BEGIN Extracted data
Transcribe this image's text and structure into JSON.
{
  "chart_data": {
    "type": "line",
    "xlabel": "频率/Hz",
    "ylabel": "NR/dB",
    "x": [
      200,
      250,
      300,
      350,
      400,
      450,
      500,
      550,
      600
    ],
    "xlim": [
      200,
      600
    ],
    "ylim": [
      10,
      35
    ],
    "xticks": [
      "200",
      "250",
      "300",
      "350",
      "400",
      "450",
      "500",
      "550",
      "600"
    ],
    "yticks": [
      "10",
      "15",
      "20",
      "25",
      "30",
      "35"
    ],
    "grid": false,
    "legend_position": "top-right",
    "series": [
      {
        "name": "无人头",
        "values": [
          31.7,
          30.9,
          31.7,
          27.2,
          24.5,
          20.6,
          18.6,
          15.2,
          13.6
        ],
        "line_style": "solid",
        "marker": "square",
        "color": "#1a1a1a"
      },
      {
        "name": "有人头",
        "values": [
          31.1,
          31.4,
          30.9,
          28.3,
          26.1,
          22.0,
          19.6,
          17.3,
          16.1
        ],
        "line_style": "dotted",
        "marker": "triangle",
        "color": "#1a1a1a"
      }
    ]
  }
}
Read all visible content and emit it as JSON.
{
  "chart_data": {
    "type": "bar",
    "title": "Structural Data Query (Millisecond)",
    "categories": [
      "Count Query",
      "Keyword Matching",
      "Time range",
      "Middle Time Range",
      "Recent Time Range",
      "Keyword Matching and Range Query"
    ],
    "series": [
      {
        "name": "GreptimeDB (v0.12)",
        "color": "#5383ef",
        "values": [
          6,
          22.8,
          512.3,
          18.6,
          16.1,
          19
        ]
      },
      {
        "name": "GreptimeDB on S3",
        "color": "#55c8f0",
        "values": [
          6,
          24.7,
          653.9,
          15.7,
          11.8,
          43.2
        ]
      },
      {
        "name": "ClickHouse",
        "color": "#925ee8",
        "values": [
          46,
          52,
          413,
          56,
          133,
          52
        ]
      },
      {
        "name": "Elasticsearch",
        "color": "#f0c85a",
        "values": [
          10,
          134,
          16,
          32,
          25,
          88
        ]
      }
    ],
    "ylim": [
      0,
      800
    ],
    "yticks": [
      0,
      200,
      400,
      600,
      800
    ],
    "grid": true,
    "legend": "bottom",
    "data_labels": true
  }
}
END Extracted data
Show, from the listing above, each line that contains the word "color".

» Correct output
        "color": "#1a1a1a"
        "color": "#1a1a1a"
        "color": "#5383ef",
        "color": "#55c8f0",
        "color": "#925ee8",
        "color": "#f0c85a",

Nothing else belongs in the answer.